## What to work on
Go through the material below and copy each line where the word "Рівень" appears.

[Figure content listings]
┄┄┄┄┄┄

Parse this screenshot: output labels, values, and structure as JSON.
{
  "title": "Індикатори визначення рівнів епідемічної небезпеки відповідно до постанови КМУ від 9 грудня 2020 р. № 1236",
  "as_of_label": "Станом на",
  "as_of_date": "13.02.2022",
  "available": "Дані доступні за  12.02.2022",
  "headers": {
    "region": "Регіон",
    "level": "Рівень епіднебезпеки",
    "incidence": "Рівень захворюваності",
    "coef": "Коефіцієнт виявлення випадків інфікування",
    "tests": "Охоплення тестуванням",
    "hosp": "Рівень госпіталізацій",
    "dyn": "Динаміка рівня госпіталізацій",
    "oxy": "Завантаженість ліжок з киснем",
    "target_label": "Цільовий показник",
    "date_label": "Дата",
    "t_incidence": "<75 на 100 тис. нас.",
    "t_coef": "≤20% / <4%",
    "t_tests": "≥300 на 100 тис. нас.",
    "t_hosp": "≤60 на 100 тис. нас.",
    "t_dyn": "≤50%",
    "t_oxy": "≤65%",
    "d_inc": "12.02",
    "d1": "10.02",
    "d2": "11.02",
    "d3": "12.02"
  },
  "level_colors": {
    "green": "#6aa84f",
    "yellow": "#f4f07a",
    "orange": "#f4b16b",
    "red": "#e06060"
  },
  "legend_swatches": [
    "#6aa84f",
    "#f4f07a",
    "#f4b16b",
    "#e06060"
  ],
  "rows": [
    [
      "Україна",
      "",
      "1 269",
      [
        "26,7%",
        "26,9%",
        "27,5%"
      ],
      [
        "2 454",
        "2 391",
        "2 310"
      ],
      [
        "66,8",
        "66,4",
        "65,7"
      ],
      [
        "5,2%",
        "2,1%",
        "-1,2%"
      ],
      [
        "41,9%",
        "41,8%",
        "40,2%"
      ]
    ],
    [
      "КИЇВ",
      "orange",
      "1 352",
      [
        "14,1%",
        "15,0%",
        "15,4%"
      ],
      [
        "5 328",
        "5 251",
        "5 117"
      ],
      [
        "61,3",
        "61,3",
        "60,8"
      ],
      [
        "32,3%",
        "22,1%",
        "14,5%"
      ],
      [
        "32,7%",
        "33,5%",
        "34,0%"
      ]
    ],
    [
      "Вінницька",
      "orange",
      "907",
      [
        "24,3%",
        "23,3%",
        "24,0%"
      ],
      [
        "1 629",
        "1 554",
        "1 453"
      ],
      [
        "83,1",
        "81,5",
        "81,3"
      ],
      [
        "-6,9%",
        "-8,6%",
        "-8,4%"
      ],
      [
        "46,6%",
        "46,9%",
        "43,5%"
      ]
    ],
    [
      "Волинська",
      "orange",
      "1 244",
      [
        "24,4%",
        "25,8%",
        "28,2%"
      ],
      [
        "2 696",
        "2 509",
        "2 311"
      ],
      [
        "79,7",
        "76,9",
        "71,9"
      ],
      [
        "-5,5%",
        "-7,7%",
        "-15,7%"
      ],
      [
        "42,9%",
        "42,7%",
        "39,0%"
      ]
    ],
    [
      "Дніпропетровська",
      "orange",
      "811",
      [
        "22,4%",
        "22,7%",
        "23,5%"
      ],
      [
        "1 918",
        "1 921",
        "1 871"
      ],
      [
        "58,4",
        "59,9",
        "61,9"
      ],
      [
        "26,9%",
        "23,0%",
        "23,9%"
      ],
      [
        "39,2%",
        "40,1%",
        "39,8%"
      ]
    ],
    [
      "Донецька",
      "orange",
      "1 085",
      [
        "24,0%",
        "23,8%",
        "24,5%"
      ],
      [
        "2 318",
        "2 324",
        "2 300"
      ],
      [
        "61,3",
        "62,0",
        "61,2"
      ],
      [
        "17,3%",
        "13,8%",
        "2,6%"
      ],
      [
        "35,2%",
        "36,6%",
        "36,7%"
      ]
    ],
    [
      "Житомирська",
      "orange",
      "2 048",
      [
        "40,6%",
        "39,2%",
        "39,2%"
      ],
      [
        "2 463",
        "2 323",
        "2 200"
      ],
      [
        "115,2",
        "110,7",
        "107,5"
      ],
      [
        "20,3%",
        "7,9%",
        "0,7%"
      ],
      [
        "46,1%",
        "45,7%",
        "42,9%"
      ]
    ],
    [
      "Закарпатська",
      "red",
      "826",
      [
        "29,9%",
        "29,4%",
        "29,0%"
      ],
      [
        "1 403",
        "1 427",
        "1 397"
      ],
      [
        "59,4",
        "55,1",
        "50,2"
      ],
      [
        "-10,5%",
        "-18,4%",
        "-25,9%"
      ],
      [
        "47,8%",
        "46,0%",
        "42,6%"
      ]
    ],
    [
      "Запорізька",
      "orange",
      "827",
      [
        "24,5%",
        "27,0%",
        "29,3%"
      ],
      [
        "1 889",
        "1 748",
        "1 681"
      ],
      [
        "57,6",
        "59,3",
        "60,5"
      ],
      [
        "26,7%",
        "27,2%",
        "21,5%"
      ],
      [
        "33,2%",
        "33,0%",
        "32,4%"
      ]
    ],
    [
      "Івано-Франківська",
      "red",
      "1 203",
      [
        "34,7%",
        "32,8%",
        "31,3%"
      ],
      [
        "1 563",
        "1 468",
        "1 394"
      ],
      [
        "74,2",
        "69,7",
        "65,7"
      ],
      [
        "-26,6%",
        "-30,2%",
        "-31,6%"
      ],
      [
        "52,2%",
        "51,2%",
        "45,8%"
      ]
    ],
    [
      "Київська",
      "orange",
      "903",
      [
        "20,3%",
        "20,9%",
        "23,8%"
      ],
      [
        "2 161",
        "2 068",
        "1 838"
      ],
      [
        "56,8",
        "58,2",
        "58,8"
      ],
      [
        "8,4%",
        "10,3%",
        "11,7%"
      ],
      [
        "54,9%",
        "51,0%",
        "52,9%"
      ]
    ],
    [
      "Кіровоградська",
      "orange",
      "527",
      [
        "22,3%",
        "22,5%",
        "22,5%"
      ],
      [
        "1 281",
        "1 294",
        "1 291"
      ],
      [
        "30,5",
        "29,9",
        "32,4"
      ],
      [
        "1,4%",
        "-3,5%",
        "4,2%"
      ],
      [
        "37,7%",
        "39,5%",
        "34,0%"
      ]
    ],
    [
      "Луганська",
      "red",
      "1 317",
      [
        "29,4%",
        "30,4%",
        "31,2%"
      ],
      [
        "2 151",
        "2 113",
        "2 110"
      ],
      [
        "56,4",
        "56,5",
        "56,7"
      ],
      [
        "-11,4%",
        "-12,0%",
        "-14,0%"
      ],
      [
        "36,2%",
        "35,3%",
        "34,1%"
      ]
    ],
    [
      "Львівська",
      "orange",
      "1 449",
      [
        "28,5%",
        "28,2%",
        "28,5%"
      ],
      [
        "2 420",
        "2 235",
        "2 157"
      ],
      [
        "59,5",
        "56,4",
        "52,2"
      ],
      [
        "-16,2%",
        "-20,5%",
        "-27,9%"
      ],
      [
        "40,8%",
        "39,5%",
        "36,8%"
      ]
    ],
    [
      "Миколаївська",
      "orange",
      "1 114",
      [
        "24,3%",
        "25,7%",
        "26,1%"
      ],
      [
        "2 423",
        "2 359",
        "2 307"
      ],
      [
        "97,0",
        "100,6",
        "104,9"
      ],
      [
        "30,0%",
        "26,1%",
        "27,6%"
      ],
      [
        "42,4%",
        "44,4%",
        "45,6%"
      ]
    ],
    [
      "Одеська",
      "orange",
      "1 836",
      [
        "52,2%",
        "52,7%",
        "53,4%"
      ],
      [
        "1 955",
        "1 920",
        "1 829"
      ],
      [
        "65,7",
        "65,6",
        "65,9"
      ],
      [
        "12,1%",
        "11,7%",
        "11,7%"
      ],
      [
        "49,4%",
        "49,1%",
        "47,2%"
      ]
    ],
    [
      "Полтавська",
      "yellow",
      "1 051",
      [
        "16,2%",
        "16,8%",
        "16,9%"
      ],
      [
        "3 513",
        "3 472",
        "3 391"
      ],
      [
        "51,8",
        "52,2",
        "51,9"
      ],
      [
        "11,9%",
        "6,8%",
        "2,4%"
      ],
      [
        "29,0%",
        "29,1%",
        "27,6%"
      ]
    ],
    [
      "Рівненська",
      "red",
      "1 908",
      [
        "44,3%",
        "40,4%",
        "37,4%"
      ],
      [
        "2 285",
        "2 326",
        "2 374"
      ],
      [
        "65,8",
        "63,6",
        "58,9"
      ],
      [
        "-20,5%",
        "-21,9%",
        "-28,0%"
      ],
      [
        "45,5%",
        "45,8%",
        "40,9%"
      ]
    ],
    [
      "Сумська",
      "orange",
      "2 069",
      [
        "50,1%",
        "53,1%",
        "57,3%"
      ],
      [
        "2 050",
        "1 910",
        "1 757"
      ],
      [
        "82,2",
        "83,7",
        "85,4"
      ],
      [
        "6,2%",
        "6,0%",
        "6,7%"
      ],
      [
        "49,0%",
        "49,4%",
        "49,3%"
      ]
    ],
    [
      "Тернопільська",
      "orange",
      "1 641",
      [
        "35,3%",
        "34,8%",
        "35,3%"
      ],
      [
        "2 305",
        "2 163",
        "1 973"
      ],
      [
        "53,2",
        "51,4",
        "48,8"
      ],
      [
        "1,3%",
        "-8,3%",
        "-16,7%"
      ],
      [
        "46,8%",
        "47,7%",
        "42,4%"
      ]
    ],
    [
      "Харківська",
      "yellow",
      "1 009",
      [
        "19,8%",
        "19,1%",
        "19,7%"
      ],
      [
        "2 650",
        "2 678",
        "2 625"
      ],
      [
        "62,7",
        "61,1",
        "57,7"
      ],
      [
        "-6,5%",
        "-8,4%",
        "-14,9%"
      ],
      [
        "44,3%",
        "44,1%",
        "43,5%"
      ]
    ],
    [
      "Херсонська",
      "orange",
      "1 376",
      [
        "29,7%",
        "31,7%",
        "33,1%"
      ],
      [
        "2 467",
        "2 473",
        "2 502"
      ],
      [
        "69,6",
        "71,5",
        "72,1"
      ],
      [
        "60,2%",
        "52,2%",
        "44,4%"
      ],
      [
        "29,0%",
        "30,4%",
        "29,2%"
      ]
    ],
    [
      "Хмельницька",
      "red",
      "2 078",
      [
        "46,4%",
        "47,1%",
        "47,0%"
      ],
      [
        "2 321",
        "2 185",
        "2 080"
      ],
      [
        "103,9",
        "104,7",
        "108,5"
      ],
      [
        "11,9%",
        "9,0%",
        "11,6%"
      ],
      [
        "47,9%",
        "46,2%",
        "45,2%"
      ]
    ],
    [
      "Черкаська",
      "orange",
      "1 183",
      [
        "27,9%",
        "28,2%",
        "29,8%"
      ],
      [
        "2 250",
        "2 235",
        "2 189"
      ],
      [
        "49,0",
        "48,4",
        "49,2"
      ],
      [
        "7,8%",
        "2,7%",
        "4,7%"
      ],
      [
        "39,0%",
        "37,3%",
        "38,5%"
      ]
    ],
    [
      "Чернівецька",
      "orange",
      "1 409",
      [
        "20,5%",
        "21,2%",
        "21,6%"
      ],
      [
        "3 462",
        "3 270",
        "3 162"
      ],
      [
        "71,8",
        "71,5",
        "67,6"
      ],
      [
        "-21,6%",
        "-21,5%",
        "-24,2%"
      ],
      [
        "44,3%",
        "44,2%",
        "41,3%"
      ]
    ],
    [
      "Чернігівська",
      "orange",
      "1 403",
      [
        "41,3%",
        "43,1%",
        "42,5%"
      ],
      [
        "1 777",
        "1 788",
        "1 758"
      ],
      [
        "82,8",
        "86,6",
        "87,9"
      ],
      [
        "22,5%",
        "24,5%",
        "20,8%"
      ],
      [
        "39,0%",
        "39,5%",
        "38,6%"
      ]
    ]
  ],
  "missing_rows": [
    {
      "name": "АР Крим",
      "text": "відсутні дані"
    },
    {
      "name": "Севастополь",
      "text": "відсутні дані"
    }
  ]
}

┄┄┄┄┄┄

## Output for this task
    "level": "Рівень епіднебезпеки",
    "incidence": "Рівень захворюваності",
    "hosp": "Рівень госпіталізацій",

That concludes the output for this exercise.